GIVEN EXERCISE: Tell how many lines contain the word "dverí". Reply with the number only.

* start DATA SUPPLIED *

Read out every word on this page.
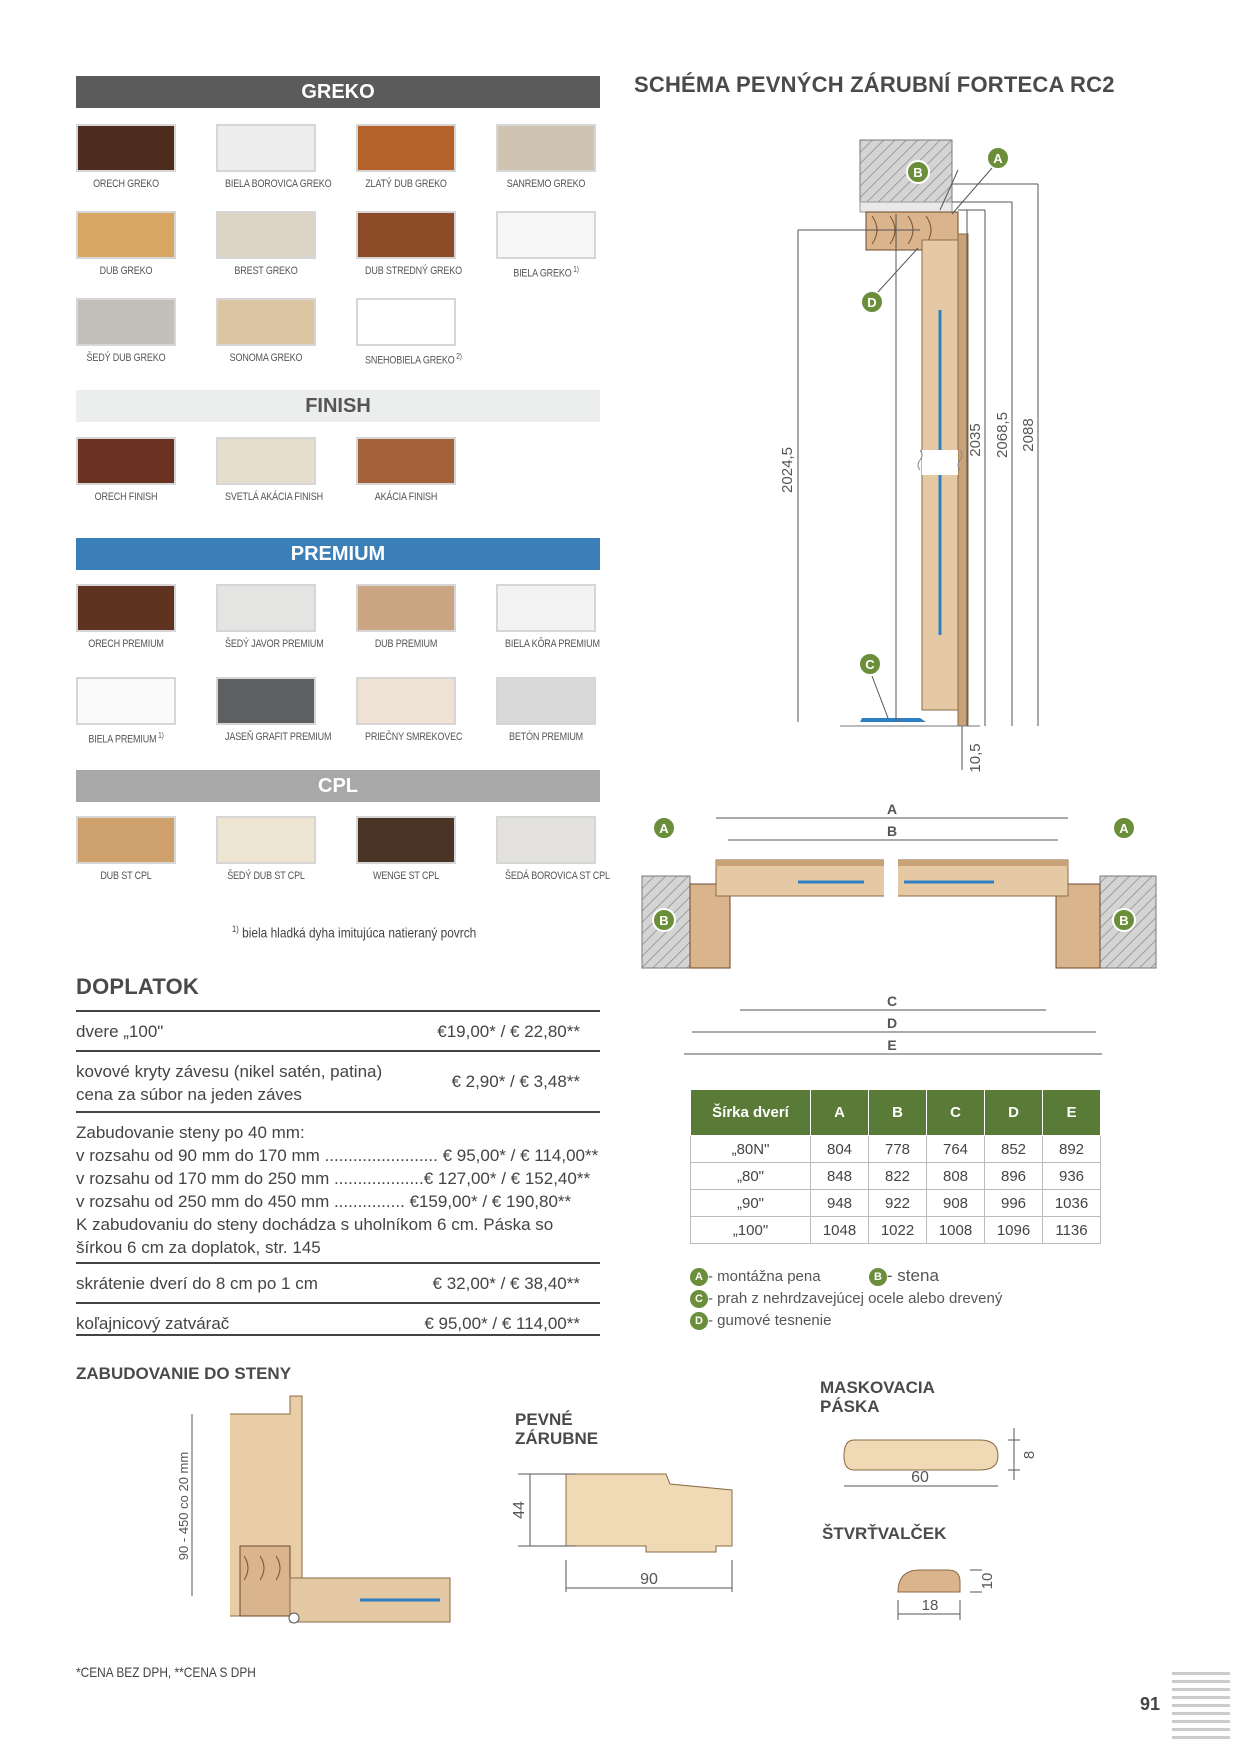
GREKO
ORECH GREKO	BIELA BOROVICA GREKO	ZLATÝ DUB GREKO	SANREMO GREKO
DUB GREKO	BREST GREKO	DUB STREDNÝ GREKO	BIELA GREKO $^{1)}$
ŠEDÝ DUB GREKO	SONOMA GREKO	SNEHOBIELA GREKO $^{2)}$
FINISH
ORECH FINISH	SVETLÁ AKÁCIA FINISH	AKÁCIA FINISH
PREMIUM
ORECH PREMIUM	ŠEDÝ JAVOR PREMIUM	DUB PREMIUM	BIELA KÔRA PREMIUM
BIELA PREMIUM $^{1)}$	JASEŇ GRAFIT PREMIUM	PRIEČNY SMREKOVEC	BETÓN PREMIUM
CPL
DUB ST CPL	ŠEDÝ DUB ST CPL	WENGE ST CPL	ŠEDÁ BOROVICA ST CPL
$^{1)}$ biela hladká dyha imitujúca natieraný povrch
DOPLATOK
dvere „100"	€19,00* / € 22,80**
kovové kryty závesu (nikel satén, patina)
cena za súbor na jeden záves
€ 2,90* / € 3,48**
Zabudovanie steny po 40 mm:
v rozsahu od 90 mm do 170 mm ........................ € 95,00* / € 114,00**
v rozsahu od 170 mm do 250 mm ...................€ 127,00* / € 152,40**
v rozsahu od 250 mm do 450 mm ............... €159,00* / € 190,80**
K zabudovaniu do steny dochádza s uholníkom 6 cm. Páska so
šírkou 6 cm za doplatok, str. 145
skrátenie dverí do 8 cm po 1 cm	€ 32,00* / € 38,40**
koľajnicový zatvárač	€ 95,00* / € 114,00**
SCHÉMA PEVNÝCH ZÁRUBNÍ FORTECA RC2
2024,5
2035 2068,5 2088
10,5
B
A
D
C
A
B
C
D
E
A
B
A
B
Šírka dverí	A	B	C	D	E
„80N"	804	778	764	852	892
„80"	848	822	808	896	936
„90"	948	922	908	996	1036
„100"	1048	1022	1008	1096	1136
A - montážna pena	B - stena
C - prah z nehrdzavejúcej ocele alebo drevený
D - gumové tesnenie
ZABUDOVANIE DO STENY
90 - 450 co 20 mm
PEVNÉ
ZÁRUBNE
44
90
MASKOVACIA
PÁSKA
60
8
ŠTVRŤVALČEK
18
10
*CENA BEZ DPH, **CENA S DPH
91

* end DATA SUPPLIED *
* start DATA SUPPLIED *

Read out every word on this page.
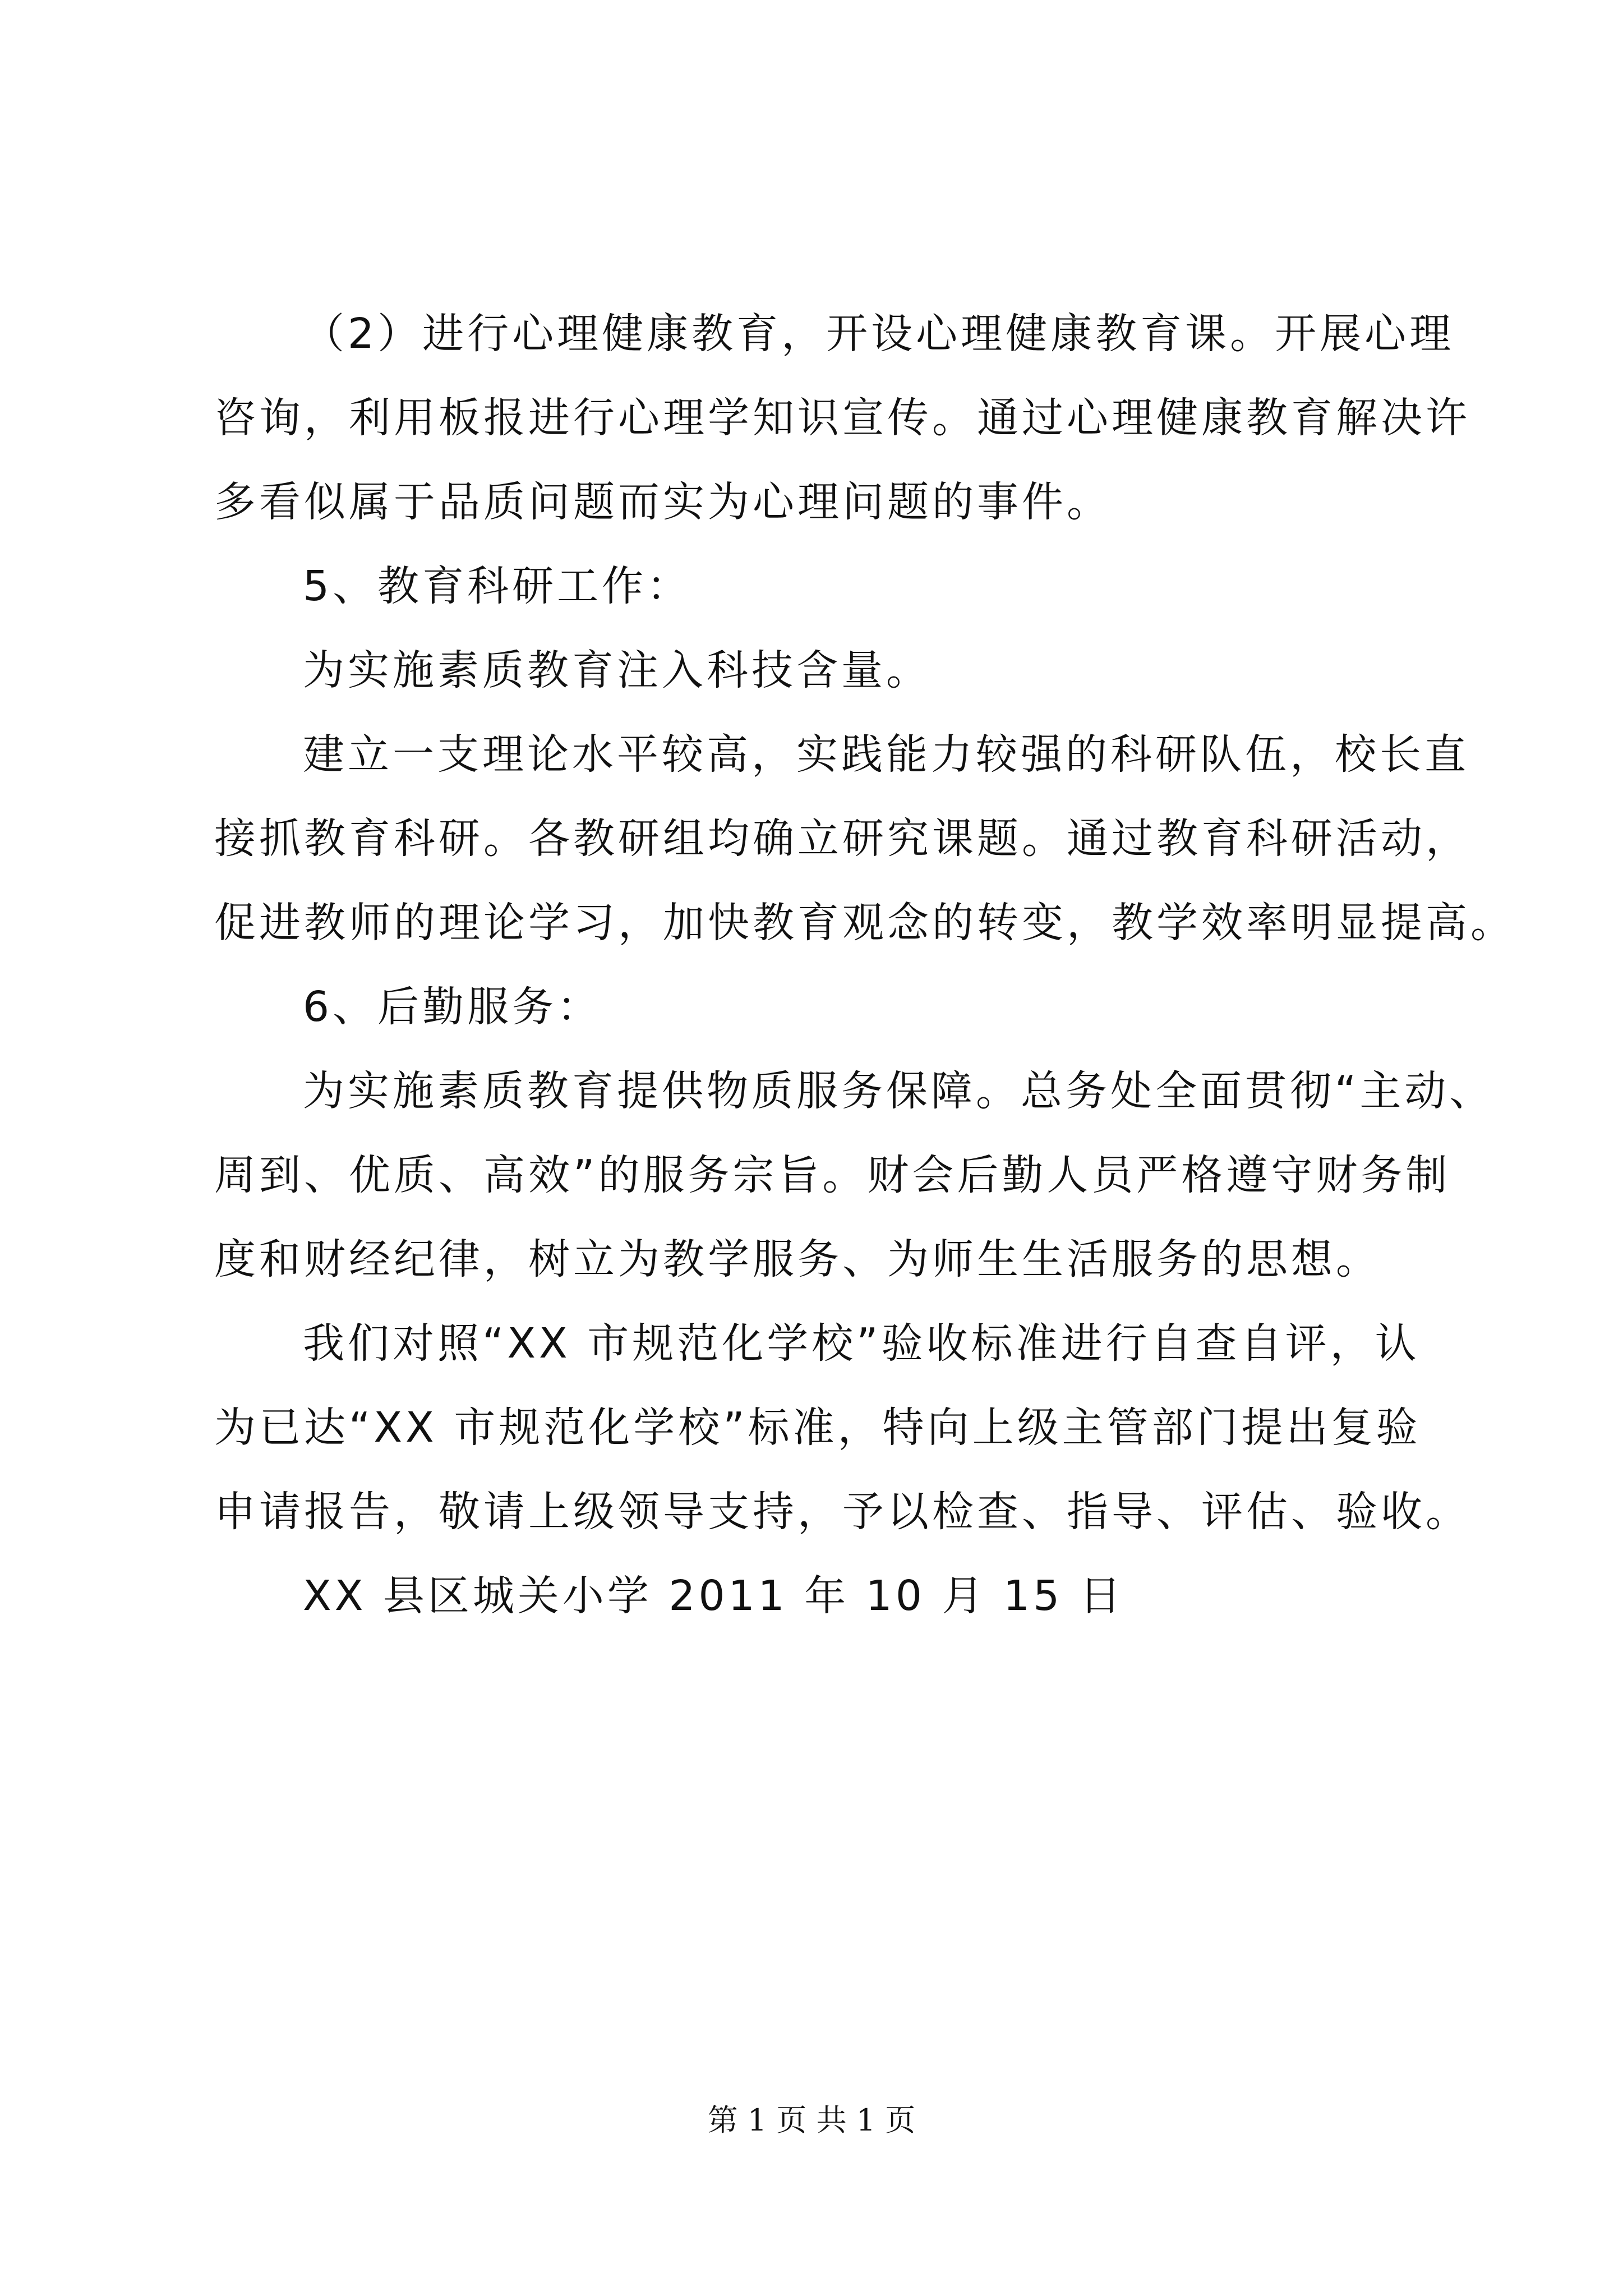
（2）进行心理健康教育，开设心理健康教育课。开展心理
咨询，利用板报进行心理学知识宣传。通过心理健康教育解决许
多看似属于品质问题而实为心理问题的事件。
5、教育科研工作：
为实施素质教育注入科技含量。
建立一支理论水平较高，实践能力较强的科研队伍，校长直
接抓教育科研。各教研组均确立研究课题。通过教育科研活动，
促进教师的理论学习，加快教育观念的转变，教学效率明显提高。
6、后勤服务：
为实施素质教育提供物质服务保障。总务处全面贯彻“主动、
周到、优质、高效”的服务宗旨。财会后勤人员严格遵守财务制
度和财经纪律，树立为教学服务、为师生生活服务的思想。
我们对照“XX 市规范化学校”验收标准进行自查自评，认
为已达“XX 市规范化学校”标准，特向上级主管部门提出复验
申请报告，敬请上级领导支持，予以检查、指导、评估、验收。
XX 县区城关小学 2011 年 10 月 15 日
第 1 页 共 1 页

* end DATA SUPPLIED *
* start DATA SUPPLIED *

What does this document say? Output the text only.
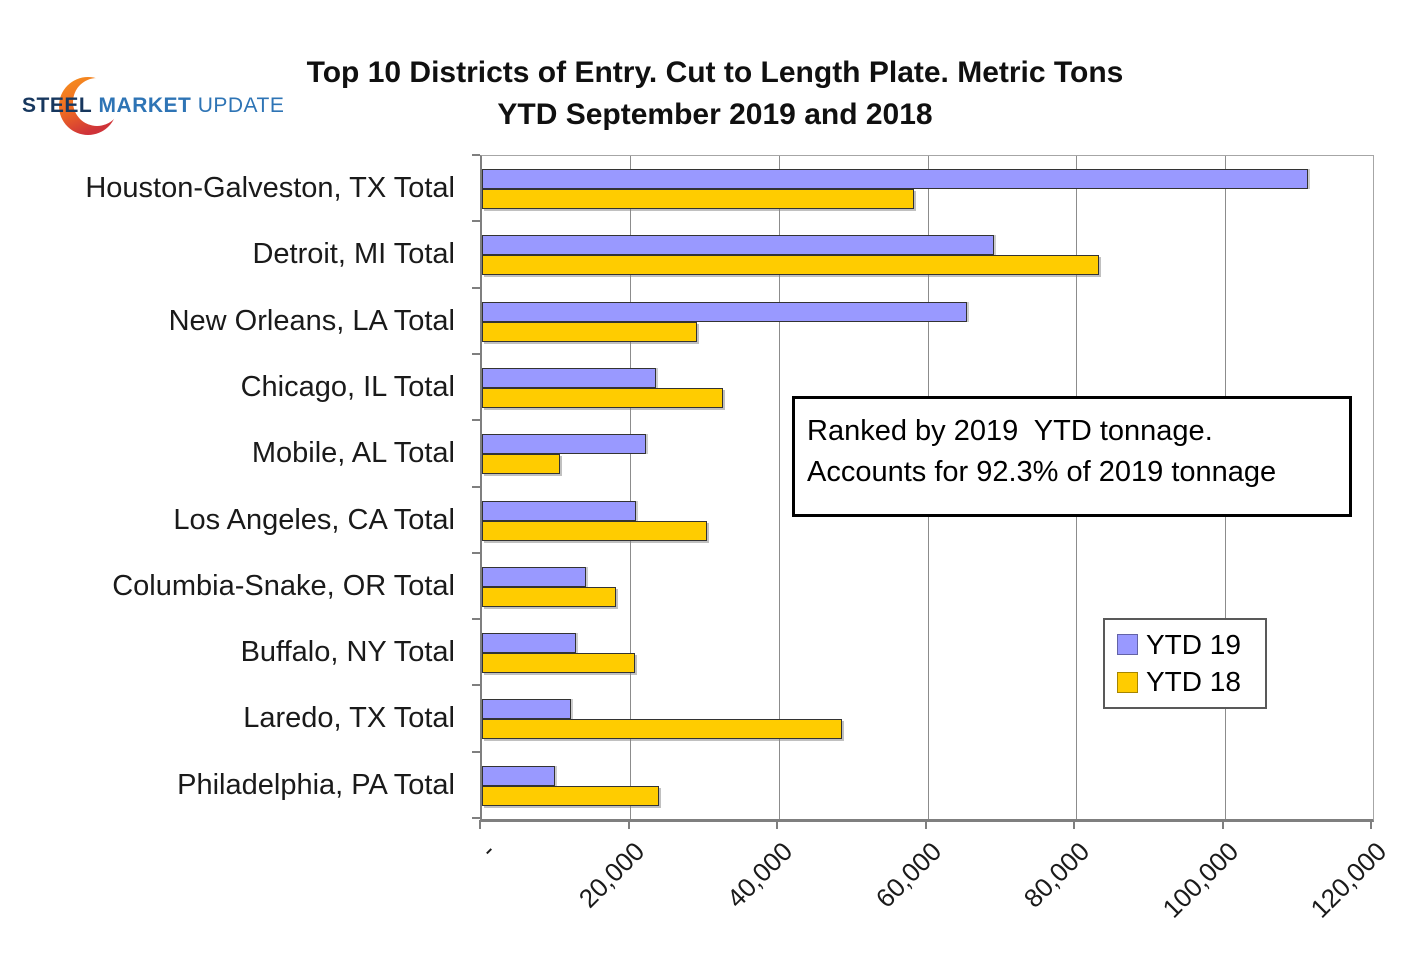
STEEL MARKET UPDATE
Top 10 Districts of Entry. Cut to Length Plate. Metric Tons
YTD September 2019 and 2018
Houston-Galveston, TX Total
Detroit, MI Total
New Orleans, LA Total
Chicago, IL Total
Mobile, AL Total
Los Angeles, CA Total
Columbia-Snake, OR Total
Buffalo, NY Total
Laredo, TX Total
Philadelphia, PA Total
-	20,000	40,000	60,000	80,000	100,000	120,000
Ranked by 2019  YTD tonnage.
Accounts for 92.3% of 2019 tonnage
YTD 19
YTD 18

* end DATA SUPPLIED *

EXERCISE RESULT: 2